Given exercise: From the records, pick out and copy each line containing "planeado".

Extracted data:

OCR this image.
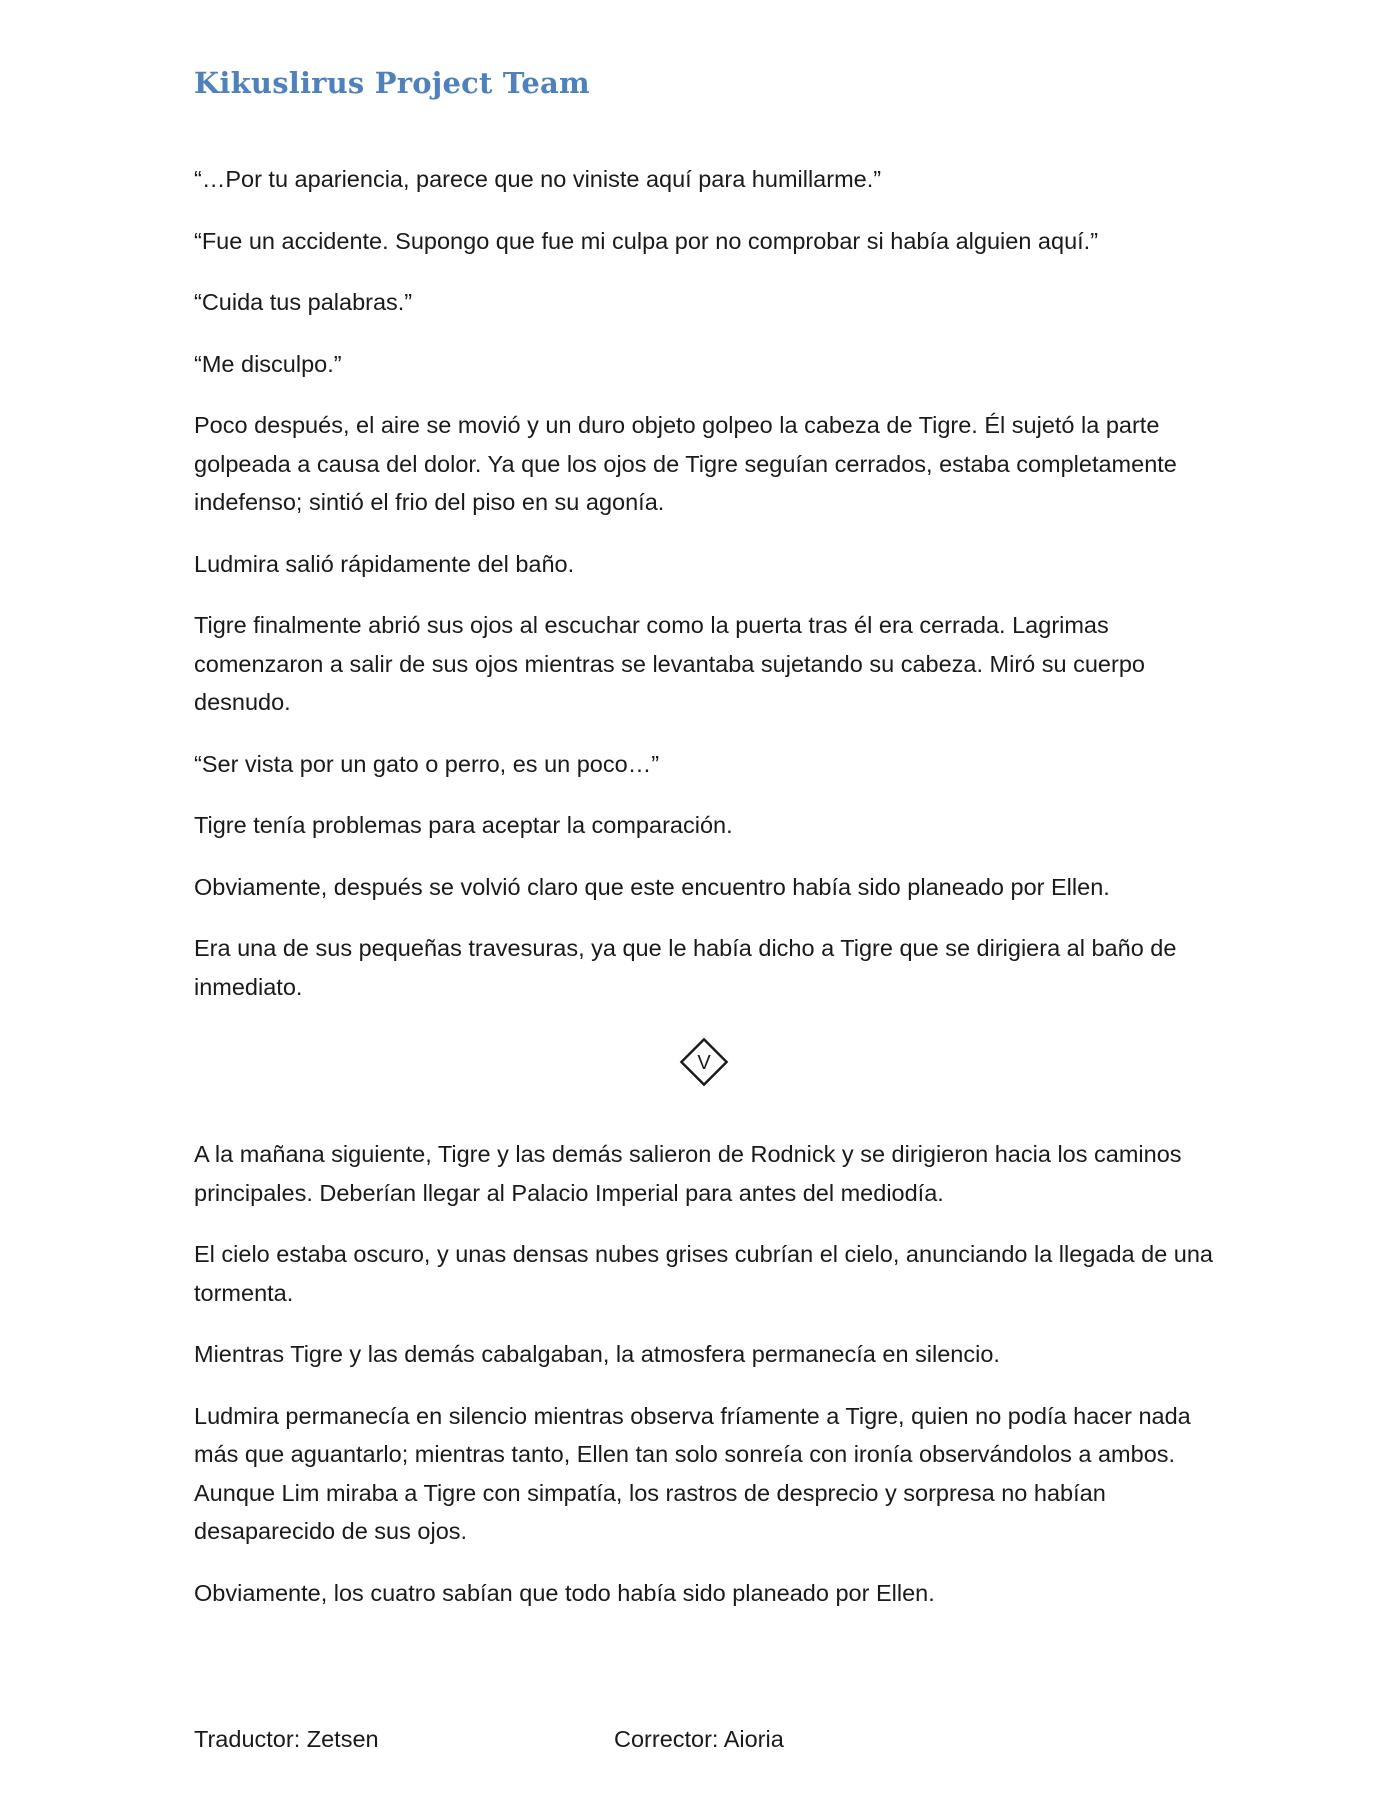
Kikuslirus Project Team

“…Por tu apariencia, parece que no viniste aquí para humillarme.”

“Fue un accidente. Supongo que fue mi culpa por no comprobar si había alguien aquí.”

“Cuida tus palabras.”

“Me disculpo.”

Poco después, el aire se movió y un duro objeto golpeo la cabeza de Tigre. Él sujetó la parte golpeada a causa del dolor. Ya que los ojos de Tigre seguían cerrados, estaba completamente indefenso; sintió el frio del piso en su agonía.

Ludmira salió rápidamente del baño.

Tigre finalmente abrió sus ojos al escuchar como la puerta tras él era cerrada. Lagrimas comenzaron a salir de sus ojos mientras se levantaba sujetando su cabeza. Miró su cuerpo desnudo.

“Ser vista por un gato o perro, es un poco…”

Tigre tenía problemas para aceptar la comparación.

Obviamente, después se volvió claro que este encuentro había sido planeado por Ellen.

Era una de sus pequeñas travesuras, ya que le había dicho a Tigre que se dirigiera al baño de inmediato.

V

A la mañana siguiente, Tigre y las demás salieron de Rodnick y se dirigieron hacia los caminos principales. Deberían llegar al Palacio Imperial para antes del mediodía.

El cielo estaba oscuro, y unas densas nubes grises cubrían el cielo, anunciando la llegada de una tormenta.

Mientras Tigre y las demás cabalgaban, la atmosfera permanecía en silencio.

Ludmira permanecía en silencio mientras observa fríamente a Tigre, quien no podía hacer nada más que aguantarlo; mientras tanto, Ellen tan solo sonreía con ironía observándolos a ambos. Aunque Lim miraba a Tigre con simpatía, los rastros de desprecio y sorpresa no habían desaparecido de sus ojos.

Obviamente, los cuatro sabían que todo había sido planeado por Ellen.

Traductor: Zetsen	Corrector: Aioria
---
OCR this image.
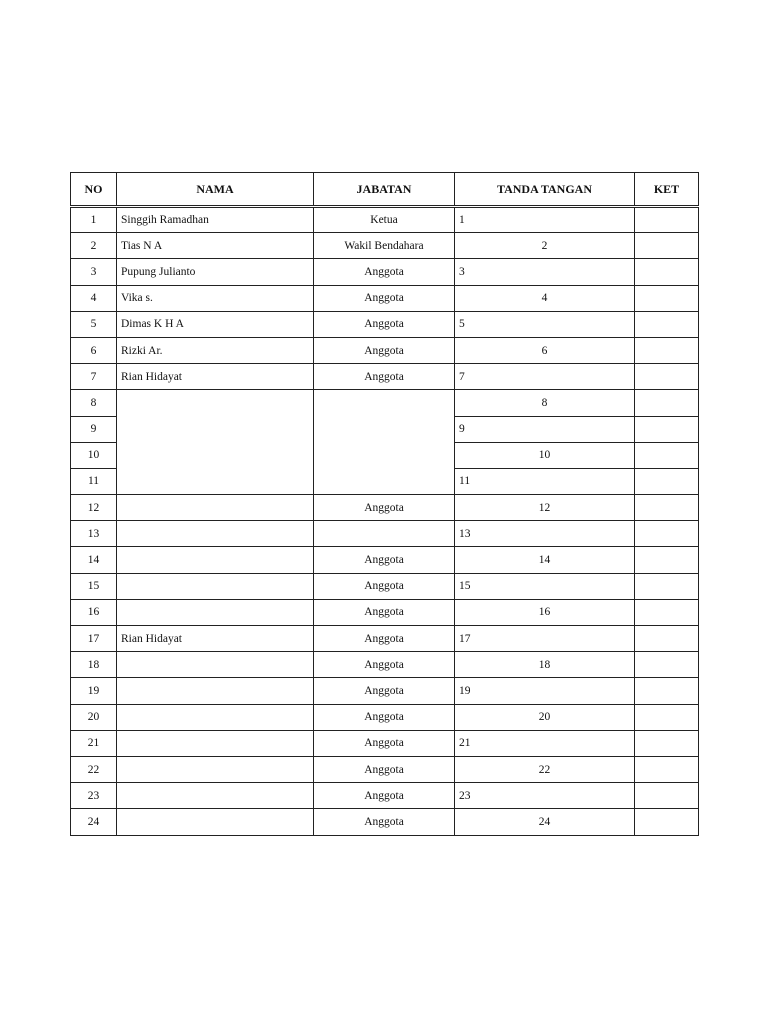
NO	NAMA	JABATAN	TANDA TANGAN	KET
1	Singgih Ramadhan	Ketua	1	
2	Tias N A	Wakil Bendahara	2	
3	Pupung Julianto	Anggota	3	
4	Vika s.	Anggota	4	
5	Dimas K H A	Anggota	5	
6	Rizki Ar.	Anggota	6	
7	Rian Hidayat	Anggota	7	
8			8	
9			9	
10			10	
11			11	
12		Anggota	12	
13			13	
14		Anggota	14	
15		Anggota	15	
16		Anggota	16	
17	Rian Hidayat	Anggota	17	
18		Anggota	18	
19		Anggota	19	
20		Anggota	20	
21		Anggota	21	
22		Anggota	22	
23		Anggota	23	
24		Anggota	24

Written solution:
Obviamente, después se volvió claro que este encuentro había sido planeado por Ellen.
Obviamente, los cuatro sabían que todo había sido planeado por Ellen.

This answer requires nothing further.